=== WHAT TO DO ===
Go through the records and extract every line with the word "Keluasan".
---- DATA RECORDS
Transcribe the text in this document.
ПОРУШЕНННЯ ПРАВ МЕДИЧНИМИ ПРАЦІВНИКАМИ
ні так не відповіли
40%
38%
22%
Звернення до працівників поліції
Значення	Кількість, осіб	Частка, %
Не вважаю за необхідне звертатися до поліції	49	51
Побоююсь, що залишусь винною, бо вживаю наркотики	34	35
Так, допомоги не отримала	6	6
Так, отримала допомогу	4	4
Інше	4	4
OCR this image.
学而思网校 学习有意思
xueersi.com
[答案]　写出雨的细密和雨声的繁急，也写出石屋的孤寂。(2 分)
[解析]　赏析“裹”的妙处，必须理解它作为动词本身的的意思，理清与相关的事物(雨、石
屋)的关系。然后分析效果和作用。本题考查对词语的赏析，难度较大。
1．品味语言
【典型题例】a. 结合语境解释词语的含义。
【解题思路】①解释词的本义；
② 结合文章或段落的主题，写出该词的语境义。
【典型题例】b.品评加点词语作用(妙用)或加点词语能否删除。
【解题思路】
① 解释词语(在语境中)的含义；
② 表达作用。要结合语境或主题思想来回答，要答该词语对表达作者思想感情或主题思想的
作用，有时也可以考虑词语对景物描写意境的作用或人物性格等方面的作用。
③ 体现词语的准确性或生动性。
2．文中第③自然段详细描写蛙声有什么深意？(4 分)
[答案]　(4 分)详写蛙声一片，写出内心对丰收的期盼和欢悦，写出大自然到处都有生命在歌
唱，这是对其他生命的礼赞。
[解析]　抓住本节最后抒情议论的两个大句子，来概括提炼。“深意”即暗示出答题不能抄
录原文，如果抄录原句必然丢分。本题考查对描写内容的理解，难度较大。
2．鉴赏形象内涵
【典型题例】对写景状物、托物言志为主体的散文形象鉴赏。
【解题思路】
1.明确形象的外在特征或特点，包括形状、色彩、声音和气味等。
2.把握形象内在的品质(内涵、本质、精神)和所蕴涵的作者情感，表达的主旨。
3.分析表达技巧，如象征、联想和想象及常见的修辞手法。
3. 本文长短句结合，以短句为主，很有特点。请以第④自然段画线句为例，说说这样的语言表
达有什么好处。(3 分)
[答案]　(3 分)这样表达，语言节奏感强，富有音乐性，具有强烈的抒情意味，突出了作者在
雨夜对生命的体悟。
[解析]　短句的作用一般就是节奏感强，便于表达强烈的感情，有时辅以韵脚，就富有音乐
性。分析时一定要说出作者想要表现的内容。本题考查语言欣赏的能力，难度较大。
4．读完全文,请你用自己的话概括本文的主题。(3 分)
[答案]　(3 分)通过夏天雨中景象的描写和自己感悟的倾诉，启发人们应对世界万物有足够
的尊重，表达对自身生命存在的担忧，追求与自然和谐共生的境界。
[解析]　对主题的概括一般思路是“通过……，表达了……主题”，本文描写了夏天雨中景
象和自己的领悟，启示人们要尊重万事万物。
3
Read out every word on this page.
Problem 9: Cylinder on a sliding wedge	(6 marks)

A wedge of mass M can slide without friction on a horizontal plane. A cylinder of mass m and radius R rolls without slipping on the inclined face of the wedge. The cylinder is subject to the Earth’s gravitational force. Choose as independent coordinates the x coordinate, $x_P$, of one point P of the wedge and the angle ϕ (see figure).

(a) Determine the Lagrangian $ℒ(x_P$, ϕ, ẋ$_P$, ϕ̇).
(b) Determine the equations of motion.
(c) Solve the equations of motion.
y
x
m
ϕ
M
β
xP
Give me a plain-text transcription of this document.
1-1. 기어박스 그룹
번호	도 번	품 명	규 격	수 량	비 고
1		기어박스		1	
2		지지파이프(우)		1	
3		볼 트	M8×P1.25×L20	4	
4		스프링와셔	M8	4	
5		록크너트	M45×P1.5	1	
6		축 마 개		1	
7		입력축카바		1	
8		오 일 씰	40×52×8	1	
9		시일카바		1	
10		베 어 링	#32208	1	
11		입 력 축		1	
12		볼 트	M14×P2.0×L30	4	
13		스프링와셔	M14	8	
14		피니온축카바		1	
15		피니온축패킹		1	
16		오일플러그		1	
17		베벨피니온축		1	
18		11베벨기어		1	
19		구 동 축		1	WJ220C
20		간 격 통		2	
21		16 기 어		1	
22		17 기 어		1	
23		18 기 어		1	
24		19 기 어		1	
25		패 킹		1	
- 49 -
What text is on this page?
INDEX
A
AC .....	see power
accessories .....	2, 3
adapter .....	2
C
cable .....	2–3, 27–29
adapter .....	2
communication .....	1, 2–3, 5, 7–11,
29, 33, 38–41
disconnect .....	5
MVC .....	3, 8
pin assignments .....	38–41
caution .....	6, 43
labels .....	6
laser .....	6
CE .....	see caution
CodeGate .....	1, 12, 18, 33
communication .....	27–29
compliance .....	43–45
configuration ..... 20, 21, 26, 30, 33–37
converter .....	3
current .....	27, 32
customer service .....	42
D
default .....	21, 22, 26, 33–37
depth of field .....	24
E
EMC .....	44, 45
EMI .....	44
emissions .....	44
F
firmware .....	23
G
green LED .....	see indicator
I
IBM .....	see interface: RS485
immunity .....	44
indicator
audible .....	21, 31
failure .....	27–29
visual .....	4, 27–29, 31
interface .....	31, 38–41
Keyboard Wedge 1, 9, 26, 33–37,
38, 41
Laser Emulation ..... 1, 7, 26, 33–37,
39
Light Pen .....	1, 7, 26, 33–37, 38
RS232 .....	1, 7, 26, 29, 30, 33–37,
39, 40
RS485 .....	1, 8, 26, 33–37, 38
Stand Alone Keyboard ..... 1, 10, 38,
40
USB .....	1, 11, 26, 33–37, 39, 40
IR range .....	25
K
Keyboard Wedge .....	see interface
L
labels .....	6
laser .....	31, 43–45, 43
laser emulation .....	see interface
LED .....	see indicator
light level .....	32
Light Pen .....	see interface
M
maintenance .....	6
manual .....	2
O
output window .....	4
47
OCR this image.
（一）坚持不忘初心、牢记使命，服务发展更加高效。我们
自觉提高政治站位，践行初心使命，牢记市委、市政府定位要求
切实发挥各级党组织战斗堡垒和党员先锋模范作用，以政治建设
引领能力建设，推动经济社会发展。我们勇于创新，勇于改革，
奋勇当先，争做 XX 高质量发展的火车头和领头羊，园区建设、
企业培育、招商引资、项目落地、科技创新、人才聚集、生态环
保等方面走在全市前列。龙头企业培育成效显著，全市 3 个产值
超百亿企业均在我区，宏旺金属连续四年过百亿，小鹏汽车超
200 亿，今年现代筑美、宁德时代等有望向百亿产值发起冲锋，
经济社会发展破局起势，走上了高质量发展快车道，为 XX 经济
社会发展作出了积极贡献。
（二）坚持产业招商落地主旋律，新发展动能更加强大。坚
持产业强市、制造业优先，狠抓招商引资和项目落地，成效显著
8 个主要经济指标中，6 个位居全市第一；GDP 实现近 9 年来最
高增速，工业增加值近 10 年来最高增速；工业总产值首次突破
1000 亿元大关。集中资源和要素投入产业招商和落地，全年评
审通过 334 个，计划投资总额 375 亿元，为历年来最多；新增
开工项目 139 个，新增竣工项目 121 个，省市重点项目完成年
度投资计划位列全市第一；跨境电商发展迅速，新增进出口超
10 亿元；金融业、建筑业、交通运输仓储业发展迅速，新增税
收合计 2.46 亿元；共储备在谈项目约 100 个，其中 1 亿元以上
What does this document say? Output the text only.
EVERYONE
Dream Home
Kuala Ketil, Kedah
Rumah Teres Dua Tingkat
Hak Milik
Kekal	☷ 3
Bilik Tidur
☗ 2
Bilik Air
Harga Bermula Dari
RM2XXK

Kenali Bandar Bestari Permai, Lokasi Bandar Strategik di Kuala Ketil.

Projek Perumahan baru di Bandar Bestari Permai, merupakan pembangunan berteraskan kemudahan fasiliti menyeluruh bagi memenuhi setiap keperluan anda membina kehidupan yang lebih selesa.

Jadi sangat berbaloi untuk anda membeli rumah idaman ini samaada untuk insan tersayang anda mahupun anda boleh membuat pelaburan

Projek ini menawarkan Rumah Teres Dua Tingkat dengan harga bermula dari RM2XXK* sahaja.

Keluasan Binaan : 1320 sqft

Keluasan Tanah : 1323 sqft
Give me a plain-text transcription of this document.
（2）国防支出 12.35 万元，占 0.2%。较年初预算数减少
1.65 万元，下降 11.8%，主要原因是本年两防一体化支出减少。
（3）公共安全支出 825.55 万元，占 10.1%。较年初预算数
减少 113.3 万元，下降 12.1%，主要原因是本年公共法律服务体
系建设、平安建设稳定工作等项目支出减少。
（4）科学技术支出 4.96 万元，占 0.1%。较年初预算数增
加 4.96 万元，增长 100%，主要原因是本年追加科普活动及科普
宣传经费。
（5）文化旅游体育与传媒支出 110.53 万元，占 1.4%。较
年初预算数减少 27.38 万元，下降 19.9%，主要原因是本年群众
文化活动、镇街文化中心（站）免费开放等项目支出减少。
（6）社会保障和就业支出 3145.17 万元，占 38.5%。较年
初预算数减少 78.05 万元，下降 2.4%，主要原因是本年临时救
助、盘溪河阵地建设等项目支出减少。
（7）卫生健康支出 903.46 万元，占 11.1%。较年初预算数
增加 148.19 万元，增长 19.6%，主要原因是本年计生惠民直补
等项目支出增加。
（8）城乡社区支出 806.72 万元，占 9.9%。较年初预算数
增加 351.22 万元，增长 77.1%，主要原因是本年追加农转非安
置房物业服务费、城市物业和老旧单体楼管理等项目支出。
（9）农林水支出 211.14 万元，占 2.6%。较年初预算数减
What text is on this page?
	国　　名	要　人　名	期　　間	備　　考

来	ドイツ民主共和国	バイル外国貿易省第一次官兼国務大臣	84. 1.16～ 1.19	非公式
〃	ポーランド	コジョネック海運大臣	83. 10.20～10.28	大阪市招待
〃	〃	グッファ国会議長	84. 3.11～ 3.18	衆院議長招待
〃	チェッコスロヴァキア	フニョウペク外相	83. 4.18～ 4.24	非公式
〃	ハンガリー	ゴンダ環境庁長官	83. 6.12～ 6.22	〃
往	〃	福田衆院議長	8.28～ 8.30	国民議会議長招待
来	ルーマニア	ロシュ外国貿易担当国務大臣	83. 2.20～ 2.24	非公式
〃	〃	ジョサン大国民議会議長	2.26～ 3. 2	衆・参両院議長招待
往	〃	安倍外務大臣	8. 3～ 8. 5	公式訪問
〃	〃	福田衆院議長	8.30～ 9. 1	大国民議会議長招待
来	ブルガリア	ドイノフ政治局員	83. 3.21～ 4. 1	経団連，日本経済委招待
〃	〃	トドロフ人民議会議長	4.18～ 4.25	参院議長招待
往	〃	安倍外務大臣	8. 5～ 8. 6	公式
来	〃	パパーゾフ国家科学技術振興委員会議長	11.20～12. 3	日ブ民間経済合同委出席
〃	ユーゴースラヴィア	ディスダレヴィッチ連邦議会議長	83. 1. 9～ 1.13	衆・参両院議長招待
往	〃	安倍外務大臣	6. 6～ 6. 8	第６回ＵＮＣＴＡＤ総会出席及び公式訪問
--------
=== EXPECTED ANSWER ===
Keluasan Binaan : 1320 sqft
Keluasan Tanah : 1323 sqft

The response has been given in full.